→ **What is expected**:
In the part of the listing that opens with the line containing "426, 1844, 448]" and closes with the line containing "404, 1844, 428]", change "x-tick-label" to "x-axis-tick-label" and give those lines again with nothing else altered.

(Annotated element listings)
** start **
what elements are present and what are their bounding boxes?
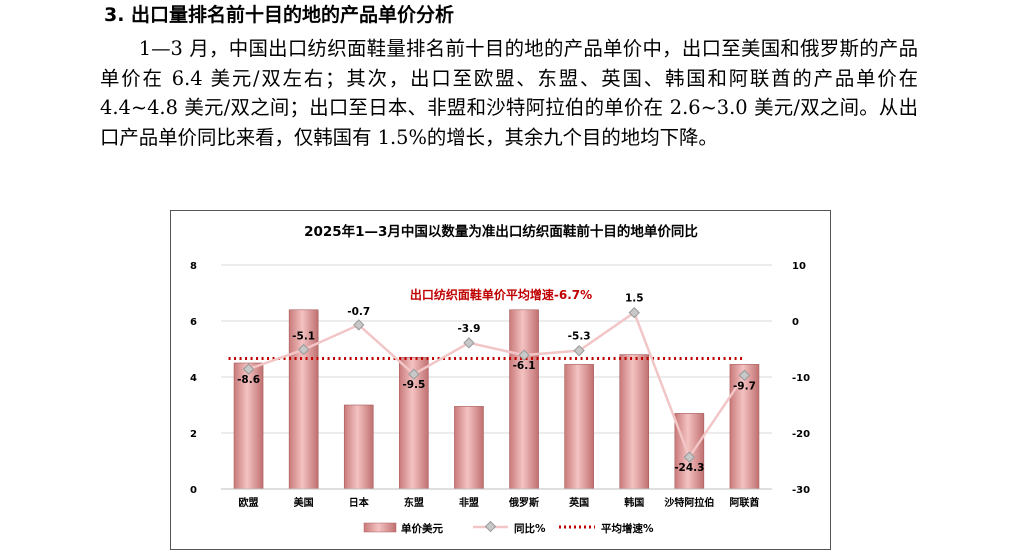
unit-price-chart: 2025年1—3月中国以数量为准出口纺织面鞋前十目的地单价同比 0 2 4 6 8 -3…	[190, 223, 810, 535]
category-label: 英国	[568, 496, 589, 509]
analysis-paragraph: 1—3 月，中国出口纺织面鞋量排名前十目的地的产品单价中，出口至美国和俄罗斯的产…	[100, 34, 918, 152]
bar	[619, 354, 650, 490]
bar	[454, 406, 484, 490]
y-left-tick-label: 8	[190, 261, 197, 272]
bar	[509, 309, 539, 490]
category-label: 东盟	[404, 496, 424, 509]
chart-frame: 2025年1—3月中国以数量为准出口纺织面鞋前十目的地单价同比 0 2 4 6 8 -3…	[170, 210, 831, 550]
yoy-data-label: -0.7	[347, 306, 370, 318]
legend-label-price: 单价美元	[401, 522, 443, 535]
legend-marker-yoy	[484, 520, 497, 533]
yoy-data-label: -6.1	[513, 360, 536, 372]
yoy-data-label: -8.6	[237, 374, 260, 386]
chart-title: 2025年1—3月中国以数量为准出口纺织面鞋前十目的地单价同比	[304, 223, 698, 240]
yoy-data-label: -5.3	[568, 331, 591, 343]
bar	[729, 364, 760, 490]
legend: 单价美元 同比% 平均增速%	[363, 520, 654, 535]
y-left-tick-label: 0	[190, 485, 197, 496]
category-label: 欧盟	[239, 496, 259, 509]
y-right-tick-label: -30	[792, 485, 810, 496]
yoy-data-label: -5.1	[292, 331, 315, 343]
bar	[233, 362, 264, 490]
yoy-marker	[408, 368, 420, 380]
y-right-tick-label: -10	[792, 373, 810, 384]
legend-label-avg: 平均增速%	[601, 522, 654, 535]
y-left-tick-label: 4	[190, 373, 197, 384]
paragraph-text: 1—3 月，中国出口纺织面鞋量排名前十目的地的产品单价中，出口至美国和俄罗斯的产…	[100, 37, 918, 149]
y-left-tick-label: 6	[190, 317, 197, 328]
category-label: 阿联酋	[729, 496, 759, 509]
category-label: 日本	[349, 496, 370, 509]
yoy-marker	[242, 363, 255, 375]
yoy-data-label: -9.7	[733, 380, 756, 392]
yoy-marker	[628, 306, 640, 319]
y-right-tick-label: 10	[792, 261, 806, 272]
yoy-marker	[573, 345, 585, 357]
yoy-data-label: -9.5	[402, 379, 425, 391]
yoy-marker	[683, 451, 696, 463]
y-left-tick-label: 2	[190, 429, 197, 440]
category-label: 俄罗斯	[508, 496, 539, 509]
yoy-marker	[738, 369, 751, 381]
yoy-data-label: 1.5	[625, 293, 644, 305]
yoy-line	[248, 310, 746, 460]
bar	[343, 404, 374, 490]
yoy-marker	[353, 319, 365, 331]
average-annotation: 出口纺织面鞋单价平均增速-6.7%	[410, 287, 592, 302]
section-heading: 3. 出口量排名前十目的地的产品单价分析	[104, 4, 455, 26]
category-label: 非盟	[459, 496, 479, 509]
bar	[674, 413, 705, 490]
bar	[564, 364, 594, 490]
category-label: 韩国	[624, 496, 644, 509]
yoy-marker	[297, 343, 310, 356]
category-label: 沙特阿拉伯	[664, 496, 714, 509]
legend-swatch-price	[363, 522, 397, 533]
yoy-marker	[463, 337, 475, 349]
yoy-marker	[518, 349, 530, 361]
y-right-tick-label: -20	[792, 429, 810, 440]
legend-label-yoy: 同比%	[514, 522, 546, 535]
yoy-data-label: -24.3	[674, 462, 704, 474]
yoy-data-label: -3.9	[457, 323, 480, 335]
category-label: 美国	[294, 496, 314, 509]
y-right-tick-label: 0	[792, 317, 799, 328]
** end **
** start **
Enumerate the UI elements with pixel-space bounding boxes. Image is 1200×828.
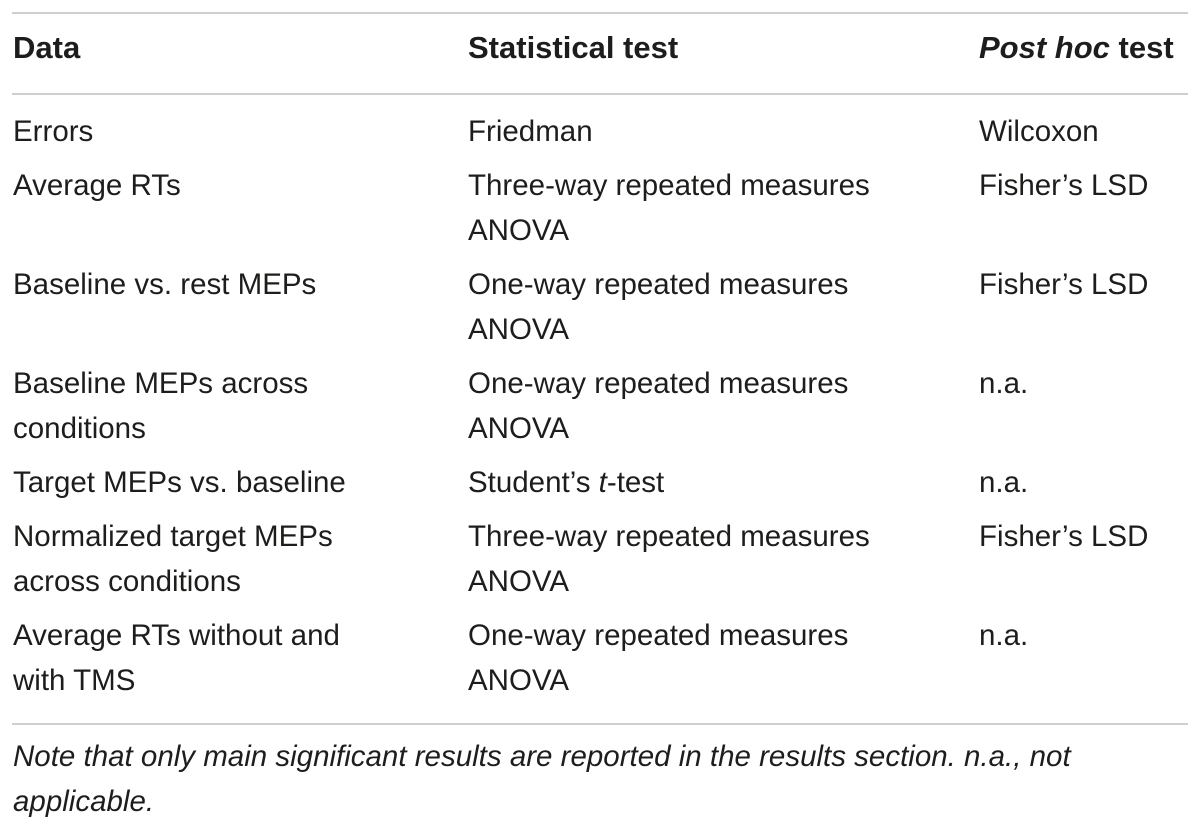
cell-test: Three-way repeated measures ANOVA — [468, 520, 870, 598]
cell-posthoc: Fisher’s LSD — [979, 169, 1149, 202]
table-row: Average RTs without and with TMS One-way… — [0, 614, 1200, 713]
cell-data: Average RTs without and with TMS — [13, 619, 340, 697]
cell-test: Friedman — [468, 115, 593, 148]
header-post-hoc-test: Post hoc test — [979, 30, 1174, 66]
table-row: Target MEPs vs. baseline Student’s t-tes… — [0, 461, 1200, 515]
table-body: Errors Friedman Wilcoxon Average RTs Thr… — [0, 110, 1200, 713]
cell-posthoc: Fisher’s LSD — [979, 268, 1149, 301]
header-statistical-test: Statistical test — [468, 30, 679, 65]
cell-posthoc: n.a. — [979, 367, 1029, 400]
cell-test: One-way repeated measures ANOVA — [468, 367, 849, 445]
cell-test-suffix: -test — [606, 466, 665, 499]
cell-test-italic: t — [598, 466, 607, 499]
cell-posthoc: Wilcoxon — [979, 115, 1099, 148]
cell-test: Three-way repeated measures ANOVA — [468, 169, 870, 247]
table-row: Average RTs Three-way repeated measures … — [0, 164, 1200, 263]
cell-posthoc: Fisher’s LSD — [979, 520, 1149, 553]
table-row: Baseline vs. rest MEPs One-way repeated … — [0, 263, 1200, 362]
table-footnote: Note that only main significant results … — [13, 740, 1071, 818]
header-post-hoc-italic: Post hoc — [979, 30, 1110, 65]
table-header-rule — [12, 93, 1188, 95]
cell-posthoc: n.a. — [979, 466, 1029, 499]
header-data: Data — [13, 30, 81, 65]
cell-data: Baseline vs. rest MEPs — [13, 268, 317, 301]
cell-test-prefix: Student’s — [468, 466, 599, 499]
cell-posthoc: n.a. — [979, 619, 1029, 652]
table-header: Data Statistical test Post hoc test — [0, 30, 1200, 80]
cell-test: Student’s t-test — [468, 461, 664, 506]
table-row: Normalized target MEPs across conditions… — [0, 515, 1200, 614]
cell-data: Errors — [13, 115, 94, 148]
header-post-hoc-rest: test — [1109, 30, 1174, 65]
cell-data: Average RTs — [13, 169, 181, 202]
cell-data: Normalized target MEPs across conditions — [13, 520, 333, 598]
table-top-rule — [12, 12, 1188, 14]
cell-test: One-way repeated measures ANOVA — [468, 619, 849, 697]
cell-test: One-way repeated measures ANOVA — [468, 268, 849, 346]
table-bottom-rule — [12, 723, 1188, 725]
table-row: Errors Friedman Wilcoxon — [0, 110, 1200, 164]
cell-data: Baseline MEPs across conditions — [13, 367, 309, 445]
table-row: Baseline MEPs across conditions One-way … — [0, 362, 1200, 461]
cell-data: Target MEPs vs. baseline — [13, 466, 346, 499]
** end **
** start **
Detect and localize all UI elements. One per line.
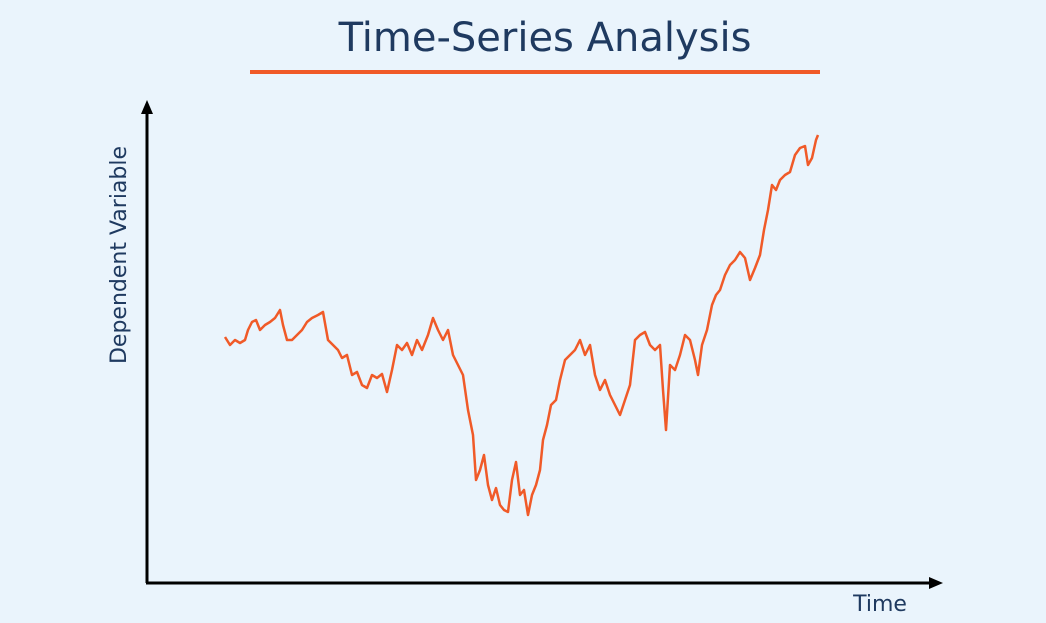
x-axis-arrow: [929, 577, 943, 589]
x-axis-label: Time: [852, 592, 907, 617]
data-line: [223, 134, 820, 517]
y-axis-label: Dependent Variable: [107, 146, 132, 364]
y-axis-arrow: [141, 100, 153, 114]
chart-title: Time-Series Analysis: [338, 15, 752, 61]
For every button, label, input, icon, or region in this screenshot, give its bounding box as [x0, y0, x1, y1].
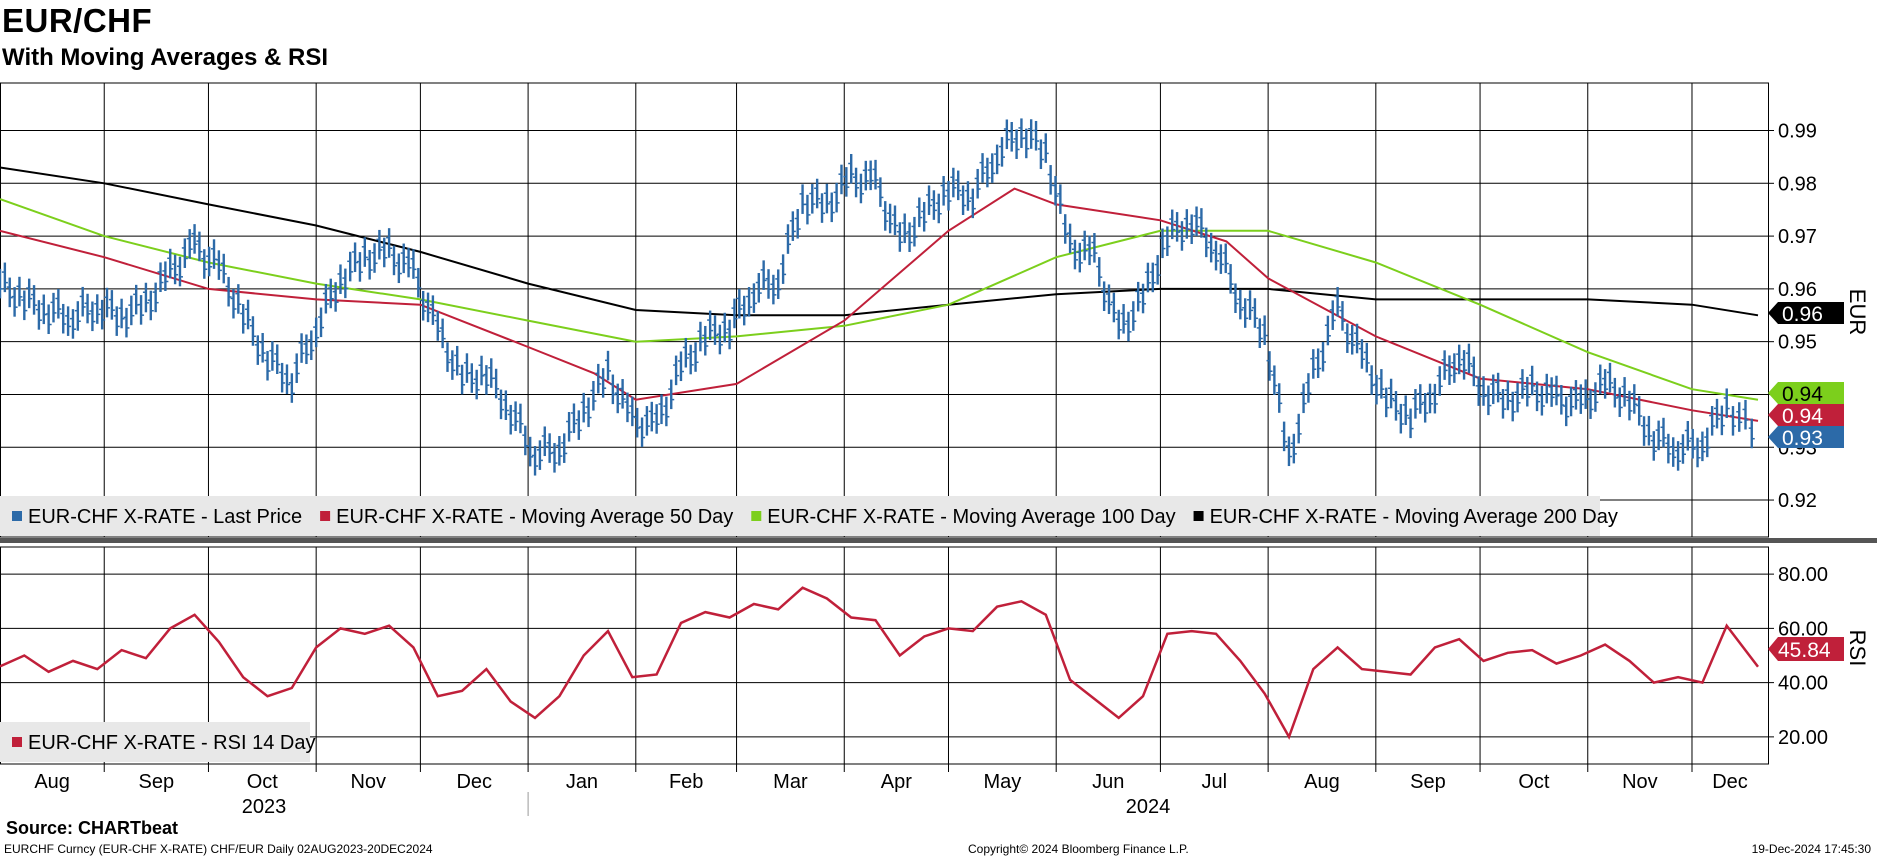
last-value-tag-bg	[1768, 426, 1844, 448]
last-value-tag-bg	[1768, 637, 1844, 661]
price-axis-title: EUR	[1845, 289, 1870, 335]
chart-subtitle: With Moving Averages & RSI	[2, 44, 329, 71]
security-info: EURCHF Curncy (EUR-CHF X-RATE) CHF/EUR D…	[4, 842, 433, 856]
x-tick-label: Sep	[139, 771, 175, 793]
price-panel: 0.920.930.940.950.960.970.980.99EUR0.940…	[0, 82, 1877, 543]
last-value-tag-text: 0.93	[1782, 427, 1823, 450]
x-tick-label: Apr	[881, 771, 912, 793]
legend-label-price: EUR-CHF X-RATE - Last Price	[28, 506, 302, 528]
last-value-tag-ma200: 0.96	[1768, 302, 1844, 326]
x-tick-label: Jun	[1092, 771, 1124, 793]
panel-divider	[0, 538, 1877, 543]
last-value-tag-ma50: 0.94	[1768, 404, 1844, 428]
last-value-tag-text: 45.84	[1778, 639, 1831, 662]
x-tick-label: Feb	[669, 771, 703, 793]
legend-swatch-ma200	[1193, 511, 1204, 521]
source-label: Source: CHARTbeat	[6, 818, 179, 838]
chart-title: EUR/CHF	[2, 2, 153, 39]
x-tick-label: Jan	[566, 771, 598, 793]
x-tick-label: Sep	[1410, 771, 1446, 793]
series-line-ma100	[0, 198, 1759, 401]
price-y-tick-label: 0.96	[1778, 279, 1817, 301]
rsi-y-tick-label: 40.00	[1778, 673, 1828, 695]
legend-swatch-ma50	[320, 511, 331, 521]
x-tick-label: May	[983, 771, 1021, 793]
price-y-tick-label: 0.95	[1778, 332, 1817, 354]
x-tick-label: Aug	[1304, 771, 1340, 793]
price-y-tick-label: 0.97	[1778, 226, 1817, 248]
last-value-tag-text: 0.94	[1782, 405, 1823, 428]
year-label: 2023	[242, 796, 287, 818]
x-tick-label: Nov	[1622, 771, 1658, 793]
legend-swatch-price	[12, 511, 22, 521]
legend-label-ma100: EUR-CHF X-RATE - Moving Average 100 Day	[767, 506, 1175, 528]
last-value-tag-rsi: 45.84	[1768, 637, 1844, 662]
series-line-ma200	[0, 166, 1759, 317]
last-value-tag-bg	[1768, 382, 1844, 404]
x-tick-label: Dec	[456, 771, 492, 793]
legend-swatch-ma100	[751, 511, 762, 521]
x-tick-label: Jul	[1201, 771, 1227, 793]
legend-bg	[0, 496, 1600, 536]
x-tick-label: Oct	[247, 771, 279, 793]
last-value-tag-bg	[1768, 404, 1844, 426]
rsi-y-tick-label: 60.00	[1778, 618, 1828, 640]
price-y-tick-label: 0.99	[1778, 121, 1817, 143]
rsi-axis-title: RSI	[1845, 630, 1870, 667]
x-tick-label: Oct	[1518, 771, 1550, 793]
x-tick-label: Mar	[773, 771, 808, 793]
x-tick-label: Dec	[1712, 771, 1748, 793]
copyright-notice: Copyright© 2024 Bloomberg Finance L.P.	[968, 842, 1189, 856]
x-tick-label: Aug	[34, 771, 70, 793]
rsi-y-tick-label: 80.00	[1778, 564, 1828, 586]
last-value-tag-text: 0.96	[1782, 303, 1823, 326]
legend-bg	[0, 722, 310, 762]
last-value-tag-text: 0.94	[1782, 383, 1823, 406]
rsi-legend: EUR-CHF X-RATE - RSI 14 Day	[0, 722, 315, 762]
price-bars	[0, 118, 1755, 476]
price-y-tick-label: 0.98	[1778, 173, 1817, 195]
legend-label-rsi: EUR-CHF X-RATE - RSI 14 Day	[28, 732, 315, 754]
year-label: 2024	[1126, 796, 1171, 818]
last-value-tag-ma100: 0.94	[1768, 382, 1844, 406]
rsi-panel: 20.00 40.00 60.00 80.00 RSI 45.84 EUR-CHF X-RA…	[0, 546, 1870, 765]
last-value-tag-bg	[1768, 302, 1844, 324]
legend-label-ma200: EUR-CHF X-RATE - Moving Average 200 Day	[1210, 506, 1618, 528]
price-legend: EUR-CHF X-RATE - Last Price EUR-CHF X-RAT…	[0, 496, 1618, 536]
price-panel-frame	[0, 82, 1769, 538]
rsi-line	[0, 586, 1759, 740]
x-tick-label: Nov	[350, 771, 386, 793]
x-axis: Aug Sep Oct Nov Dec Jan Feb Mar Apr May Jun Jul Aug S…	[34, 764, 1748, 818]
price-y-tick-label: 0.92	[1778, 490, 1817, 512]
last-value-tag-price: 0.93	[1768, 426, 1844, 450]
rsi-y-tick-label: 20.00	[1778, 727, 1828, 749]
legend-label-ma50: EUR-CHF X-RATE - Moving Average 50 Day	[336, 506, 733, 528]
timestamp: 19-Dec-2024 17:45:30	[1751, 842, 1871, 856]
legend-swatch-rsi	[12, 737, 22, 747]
** end **
→ **Result for this exercise**:
last-value-tag-bg	[1768, 426, 1844, 448]
last-value-tag-bg	[1768, 637, 1844, 661]
price-axis-title: EUR	[1845, 289, 1870, 335]
chart-subtitle: With Moving Averages & RSI	[2, 44, 329, 71]
security-info: EURCHF Curncy (EUR-CHF X-RATE) CHF/EUR D…	[4, 842, 433, 856]
x-axis-tick-label: Sep	[139, 771, 175, 793]
price-panel: 0.920.930.940.950.960.970.980.99EUR0.940…	[0, 82, 1877, 543]
last-value-tag-text: 0.93	[1782, 427, 1823, 450]
x-axis-tick-label: Apr	[881, 771, 912, 793]
legend-label-price: EUR-CHF X-RATE - Last Price	[28, 506, 302, 528]
last-value-tag-ma200: 0.96	[1768, 302, 1844, 326]
x-axis-tick-label: Jun	[1092, 771, 1124, 793]
panel-divider	[0, 538, 1877, 543]
last-value-tag-ma50: 0.94	[1768, 404, 1844, 428]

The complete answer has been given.